Entries with figure data –
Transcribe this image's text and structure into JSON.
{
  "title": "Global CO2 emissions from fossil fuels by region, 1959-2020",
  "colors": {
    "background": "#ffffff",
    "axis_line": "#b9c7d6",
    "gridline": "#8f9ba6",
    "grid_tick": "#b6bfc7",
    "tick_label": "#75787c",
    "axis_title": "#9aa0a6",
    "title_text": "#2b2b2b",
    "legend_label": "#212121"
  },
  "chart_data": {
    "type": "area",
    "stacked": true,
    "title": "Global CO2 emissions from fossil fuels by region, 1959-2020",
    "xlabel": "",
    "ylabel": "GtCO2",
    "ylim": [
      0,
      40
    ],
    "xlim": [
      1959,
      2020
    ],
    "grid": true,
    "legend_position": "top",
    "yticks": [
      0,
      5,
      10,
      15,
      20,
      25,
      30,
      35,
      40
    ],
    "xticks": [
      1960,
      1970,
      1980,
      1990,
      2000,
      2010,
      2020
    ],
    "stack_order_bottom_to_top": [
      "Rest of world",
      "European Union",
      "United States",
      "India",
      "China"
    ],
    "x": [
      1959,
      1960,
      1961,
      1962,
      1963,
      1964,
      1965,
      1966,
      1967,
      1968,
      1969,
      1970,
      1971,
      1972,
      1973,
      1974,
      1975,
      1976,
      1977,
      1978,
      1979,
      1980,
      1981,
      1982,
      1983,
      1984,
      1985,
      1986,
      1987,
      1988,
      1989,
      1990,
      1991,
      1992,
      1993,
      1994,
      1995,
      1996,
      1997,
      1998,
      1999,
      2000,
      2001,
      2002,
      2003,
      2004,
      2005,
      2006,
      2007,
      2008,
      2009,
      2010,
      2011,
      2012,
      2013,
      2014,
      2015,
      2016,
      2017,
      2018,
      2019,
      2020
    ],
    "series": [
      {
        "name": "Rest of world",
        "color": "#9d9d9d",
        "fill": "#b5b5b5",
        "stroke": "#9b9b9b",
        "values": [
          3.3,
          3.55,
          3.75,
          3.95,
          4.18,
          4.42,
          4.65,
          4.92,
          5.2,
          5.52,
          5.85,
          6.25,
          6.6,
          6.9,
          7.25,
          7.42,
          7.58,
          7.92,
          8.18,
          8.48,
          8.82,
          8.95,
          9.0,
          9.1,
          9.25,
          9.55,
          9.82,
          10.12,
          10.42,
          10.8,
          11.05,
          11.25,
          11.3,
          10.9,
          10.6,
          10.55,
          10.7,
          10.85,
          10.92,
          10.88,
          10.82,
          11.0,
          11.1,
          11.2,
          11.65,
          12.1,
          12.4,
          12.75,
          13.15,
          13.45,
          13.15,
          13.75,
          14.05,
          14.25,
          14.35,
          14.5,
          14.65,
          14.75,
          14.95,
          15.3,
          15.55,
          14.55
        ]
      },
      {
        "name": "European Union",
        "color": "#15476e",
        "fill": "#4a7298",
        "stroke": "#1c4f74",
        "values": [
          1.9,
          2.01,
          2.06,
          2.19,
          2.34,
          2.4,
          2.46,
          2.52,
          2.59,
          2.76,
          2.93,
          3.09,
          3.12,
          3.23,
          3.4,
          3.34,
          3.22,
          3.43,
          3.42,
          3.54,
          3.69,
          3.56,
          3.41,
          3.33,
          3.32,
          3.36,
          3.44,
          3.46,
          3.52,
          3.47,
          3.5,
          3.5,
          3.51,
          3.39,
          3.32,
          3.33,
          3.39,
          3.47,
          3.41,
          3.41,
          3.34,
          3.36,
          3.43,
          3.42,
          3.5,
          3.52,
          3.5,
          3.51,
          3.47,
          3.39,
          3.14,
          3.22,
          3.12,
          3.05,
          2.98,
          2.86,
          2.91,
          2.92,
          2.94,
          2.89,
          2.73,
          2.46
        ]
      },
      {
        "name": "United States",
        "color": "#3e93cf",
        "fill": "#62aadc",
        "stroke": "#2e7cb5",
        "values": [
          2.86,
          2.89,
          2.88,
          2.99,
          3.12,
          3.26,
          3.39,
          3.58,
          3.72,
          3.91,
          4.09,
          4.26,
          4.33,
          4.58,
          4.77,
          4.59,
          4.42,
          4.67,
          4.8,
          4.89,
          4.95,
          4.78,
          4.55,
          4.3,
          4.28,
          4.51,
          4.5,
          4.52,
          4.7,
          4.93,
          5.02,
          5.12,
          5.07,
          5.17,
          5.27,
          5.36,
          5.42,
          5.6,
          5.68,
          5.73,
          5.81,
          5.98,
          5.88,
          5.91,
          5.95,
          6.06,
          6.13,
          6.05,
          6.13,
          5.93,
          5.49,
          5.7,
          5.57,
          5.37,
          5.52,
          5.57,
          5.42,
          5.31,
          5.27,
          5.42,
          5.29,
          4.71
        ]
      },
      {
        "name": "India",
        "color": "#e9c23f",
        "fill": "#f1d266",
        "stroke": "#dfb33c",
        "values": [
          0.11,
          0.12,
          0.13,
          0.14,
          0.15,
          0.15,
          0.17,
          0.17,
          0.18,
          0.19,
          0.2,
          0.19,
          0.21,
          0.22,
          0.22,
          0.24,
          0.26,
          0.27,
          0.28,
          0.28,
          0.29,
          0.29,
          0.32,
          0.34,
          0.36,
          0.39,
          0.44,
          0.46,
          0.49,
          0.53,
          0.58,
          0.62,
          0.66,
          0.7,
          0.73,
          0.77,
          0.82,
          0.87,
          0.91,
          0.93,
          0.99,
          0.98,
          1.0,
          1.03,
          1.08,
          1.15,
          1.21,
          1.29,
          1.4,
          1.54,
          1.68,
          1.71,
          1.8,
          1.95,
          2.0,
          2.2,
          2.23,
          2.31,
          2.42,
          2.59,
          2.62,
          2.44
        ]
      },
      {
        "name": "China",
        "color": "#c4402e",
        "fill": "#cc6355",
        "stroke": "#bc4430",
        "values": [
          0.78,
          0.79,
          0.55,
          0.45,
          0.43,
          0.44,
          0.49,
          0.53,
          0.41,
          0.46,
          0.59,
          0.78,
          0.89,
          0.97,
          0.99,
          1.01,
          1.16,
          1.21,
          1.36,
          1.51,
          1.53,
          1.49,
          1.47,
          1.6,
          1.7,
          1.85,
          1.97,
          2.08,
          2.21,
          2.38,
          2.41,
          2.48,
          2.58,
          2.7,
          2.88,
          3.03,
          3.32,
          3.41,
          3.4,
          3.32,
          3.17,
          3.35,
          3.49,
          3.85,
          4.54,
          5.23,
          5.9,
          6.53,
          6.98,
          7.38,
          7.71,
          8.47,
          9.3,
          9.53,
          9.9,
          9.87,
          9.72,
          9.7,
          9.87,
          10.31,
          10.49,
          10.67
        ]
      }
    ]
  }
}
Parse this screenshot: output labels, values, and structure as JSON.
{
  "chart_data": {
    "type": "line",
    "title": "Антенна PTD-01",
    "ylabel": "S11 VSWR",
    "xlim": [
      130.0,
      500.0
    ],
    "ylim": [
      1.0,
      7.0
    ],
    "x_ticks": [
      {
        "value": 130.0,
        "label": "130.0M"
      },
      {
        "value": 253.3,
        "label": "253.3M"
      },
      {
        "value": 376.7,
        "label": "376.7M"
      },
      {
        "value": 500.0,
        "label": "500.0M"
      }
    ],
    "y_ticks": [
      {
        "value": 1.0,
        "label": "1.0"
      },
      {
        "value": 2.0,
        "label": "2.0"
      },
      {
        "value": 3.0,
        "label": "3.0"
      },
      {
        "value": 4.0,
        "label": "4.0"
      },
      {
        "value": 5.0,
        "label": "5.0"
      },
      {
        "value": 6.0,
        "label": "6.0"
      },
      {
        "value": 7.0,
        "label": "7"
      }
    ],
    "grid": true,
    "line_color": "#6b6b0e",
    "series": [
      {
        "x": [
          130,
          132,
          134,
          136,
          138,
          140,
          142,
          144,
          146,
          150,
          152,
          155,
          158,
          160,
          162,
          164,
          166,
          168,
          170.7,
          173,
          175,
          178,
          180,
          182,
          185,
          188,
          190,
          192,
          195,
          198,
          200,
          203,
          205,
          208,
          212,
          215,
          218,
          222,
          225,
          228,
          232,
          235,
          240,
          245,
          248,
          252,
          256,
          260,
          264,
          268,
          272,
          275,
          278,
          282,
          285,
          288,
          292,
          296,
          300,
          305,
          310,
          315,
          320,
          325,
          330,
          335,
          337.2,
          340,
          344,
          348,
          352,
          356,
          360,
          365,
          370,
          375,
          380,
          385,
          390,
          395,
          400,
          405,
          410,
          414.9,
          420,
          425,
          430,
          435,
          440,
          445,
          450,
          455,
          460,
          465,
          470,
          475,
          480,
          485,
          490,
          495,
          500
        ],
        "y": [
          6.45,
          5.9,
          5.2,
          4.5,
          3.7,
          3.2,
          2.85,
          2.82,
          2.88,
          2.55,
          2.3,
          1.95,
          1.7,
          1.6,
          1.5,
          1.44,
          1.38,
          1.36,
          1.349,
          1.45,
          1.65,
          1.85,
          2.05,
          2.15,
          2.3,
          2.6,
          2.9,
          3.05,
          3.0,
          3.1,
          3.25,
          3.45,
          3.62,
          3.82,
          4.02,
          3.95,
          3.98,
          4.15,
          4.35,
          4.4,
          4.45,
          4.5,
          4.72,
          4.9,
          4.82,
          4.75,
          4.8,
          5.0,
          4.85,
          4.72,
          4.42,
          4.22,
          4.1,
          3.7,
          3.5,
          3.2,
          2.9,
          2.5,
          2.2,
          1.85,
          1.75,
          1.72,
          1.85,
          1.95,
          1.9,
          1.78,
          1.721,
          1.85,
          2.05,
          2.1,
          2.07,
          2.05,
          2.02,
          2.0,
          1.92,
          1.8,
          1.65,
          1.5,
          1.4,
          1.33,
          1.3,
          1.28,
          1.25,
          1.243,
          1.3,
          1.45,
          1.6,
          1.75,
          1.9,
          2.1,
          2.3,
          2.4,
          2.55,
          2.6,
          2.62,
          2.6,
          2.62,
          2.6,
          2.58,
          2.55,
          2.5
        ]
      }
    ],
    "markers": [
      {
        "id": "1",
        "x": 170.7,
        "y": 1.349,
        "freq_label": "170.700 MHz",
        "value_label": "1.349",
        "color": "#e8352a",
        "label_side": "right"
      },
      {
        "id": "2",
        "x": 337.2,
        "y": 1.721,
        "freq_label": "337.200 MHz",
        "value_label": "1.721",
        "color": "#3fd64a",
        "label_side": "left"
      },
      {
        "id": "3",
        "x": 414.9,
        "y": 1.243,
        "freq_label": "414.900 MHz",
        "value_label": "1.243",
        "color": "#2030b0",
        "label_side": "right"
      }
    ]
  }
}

Task details –
Search the material above for "Union". Pull out each line where it shows up.

Problem solution –
      "European Union",
        "name": "European Union",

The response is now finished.